Dataset rows about figures
※ ※ ※

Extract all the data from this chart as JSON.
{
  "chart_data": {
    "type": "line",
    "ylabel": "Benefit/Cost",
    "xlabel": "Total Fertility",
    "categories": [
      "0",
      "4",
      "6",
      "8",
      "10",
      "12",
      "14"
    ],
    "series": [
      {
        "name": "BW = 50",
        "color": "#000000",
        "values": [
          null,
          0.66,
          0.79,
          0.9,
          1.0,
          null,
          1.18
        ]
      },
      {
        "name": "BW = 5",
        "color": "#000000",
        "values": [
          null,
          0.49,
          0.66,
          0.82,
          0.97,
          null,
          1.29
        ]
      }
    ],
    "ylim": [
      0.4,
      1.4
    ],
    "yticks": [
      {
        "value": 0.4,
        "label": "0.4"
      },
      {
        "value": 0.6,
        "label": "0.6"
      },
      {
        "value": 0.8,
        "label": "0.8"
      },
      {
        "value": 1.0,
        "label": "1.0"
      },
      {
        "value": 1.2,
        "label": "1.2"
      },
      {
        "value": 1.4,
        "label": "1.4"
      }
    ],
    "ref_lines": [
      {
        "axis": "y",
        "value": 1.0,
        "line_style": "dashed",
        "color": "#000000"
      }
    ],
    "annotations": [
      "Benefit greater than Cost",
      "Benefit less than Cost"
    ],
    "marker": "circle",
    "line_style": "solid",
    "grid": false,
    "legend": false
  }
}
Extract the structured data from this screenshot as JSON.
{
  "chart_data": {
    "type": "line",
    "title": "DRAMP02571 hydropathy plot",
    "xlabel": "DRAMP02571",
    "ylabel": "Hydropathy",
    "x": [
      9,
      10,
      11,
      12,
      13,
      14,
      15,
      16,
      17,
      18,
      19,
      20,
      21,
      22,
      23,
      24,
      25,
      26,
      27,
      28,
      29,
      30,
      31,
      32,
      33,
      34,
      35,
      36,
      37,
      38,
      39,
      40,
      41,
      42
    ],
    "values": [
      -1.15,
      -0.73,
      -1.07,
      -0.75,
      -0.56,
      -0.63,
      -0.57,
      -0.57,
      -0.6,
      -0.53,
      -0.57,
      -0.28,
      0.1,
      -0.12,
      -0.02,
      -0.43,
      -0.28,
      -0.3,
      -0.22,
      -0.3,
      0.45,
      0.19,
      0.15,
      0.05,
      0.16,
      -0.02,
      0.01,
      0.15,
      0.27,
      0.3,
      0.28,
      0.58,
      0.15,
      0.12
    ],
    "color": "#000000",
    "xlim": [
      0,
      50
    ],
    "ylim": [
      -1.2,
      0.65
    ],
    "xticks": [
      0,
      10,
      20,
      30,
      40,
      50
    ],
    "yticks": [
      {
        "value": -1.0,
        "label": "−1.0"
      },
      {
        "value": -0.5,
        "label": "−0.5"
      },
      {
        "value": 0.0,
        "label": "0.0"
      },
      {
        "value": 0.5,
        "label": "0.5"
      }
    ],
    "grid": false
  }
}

※ ※ ※

Extract the full listing above without altering anything.

Extract all the data from this chart as JSON.
{
  "chart_data": {
    "type": "line",
    "ylabel": "Benefit/Cost",
    "xlabel": "Total Fertility",
    "categories": [
      "0",
      "4",
      "6",
      "8",
      "10",
      "12",
      "14"
    ],
    "series": [
      {
        "name": "BW = 50",
        "color": "#000000",
        "values": [
          null,
          0.66,
          0.79,
          0.9,
          1.0,
          null,
          1.18
        ]
      },
      {
        "name": "BW = 5",
        "color": "#000000",
        "values": [
          null,
          0.49,
          0.66,
          0.82,
          0.97,
          null,
          1.29
        ]
      }
    ],
    "ylim": [
      0.4,
      1.4
    ],
    "yticks": [
      {
        "value": 0.4,
        "label": "0.4"
      },
      {
        "value": 0.6,
        "label": "0.6"
      },
      {
        "value": 0.8,
        "label": "0.8"
      },
      {
        "value": 1.0,
        "label": "1.0"
      },
      {
        "value": 1.2,
        "label": "1.2"
      },
      {
        "value": 1.4,
        "label": "1.4"
      }
    ],
    "ref_lines": [
      {
        "axis": "y",
        "value": 1.0,
        "line_style": "dashed",
        "color": "#000000"
      }
    ],
    "annotations": [
      "Benefit greater than Cost",
      "Benefit less than Cost"
    ],
    "marker": "circle",
    "line_style": "solid",
    "grid": false,
    "legend": false
  }
}
Extract the structured data from this screenshot as JSON.
{
  "chart_data": {
    "type": "line",
    "title": "DRAMP02571 hydropathy plot",
    "xlabel": "DRAMP02571",
    "ylabel": "Hydropathy",
    "x": [
      9,
      10,
      11,
      12,
      13,
      14,
      15,
      16,
      17,
      18,
      19,
      20,
      21,
      22,
      23,
      24,
      25,
      26,
      27,
      28,
      29,
      30,
      31,
      32,
      33,
      34,
      35,
      36,
      37,
      38,
      39,
      40,
      41,
      42
    ],
    "values": [
      -1.15,
      -0.73,
      -1.07,
      -0.75,
      -0.56,
      -0.63,
      -0.57,
      -0.57,
      -0.6,
      -0.53,
      -0.57,
      -0.28,
      0.1,
      -0.12,
      -0.02,
      -0.43,
      -0.28,
      -0.3,
      -0.22,
      -0.3,
      0.45,
      0.19,
      0.15,
      0.05,
      0.16,
      -0.02,
      0.01,
      0.15,
      0.27,
      0.3,
      0.28,
      0.58,
      0.15,
      0.12
    ],
    "color": "#000000",
    "xlim": [
      0,
      50
    ],
    "ylim": [
      -1.2,
      0.65
    ],
    "xticks": [
      0,
      10,
      20,
      30,
      40,
      50
    ],
    "yticks": [
      {
        "value": -1.0,
        "label": "−1.0"
      },
      {
        "value": -0.5,
        "label": "−0.5"
      },
      {
        "value": 0.0,
        "label": "0.0"
      },
      {
        "value": 0.5,
        "label": "0.5"
      }
    ],
    "grid": false
  }
}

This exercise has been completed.